Items from a figure collection
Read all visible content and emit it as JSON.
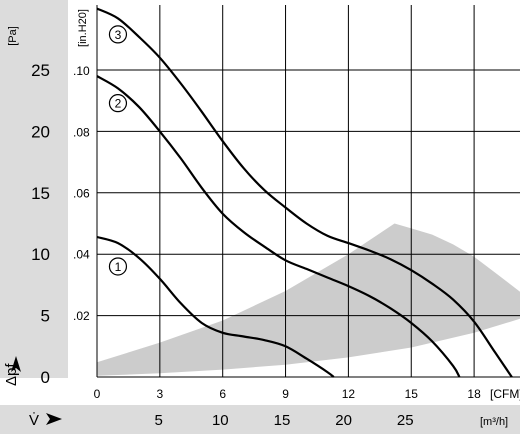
{
  "chart_data": {
    "type": "line",
    "colors": {
      "band": "#dcdcdc",
      "curve": "#000000",
      "operating_area": "#cccccc"
    },
    "y_primary": {
      "unit": "[Pa]",
      "ticks": [
        "0",
        "5",
        "10",
        "15",
        "20",
        "25"
      ],
      "range": [
        0,
        30.3
      ]
    },
    "y_secondary": {
      "unit": "[in.H20]",
      "ticks": [
        ".02",
        ".04",
        ".06",
        ".08",
        ".10"
      ]
    },
    "y_axis_symbol": "Δpf",
    "x_primary": {
      "unit": "[CFM]",
      "ticks": [
        "0",
        "3",
        "6",
        "9",
        "12",
        "15",
        "18"
      ],
      "range": [
        0,
        20.3
      ]
    },
    "x_secondary": {
      "unit": "[m³/h]",
      "ticks": [
        "5",
        "10",
        "15",
        "20",
        "25"
      ]
    },
    "x_axis_symbol": "V̇",
    "grid": true,
    "series": [
      {
        "name": "1",
        "label_at": [
          1.0,
          9.0
        ],
        "x": [
          0,
          1,
          2,
          3,
          4,
          5,
          6,
          7,
          8,
          9,
          10,
          11,
          11.3
        ],
        "y": [
          11.4,
          10.9,
          9.7,
          8.0,
          6.0,
          4.4,
          3.6,
          3.3,
          3.0,
          2.5,
          1.5,
          0.4,
          0
        ]
      },
      {
        "name": "2",
        "label_at": [
          1.0,
          22.3
        ],
        "x": [
          0,
          1,
          2,
          3,
          4,
          5,
          6,
          7,
          8,
          9,
          10,
          11,
          12,
          13,
          14,
          15,
          16,
          17,
          17.3
        ],
        "y": [
          24.5,
          23.5,
          22.0,
          20.0,
          17.8,
          15.4,
          13.3,
          11.8,
          10.6,
          9.5,
          8.8,
          8.1,
          7.4,
          6.6,
          5.6,
          4.4,
          2.9,
          0.9,
          0
        ]
      },
      {
        "name": "3",
        "label_at": [
          1.0,
          27.9
        ],
        "x": [
          0,
          1,
          2,
          3,
          4,
          5,
          6,
          7,
          8,
          9,
          10,
          11,
          12,
          13,
          14,
          15,
          16,
          17,
          18,
          19,
          19.8
        ],
        "y": [
          30.0,
          29.2,
          27.7,
          26.0,
          23.9,
          21.6,
          19.2,
          17.0,
          15.2,
          13.8,
          12.5,
          11.5,
          10.9,
          10.3,
          9.6,
          8.7,
          7.6,
          6.3,
          4.5,
          2.0,
          0
        ]
      }
    ],
    "operating_area": {
      "x": [
        0,
        3,
        6,
        9,
        12,
        14.2,
        15,
        16,
        17,
        18,
        19,
        20.3,
        20.3,
        18,
        15,
        12,
        9,
        6,
        3,
        0
      ],
      "y": [
        1.2,
        2.8,
        4.6,
        7.0,
        10.0,
        12.5,
        12.1,
        11.6,
        10.8,
        9.8,
        8.5,
        6.8,
        4.8,
        3.6,
        2.4,
        1.6,
        1.0,
        0.6,
        0.3,
        0.1
      ]
    }
  }
}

WHAT YOU ARE ASKED TO DO: Can you retype every record above exactly, leaving out the pictures?

SOLUTION FOR THIS EXERCISE:
Read all visible content and emit it as JSON.
{
  "chart_data": {
    "type": "line",
    "colors": {
      "band": "#dcdcdc",
      "curve": "#000000",
      "operating_area": "#cccccc"
    },
    "y_primary": {
      "unit": "[Pa]",
      "ticks": [
        "0",
        "5",
        "10",
        "15",
        "20",
        "25"
      ],
      "range": [
        0,
        30.3
      ]
    },
    "y_secondary": {
      "unit": "[in.H20]",
      "ticks": [
        ".02",
        ".04",
        ".06",
        ".08",
        ".10"
      ]
    },
    "y_axis_symbol": "Δpf",
    "x_primary": {
      "unit": "[CFM]",
      "ticks": [
        "0",
        "3",
        "6",
        "9",
        "12",
        "15",
        "18"
      ],
      "range": [
        0,
        20.3
      ]
    },
    "x_secondary": {
      "unit": "[m³/h]",
      "ticks": [
        "5",
        "10",
        "15",
        "20",
        "25"
      ]
    },
    "x_axis_symbol": "V̇",
    "grid": true,
    "series": [
      {
        "name": "1",
        "label_at": [
          1.0,
          9.0
        ],
        "x": [
          0,
          1,
          2,
          3,
          4,
          5,
          6,
          7,
          8,
          9,
          10,
          11,
          11.3
        ],
        "y": [
          11.4,
          10.9,
          9.7,
          8.0,
          6.0,
          4.4,
          3.6,
          3.3,
          3.0,
          2.5,
          1.5,
          0.4,
          0
        ]
      },
      {
        "name": "2",
        "label_at": [
          1.0,
          22.3
        ],
        "x": [
          0,
          1,
          2,
          3,
          4,
          5,
          6,
          7,
          8,
          9,
          10,
          11,
          12,
          13,
          14,
          15,
          16,
          17,
          17.3
        ],
        "y": [
          24.5,
          23.5,
          22.0,
          20.0,
          17.8,
          15.4,
          13.3,
          11.8,
          10.6,
          9.5,
          8.8,
          8.1,
          7.4,
          6.6,
          5.6,
          4.4,
          2.9,
          0.9,
          0
        ]
      },
      {
        "name": "3",
        "label_at": [
          1.0,
          27.9
        ],
        "x": [
          0,
          1,
          2,
          3,
          4,
          5,
          6,
          7,
          8,
          9,
          10,
          11,
          12,
          13,
          14,
          15,
          16,
          17,
          18,
          19,
          19.8
        ],
        "y": [
          30.0,
          29.2,
          27.7,
          26.0,
          23.9,
          21.6,
          19.2,
          17.0,
          15.2,
          13.8,
          12.5,
          11.5,
          10.9,
          10.3,
          9.6,
          8.7,
          7.6,
          6.3,
          4.5,
          2.0,
          0
        ]
      }
    ],
    "operating_area": {
      "x": [
        0,
        3,
        6,
        9,
        12,
        14.2,
        15,
        16,
        17,
        18,
        19,
        20.3,
        20.3,
        18,
        15,
        12,
        9,
        6,
        3,
        0
      ],
      "y": [
        1.2,
        2.8,
        4.6,
        7.0,
        10.0,
        12.5,
        12.1,
        11.6,
        10.8,
        9.8,
        8.5,
        6.8,
        4.8,
        3.6,
        2.4,
        1.6,
        1.0,
        0.6,
        0.3,
        0.1
      ]
    }
  }
}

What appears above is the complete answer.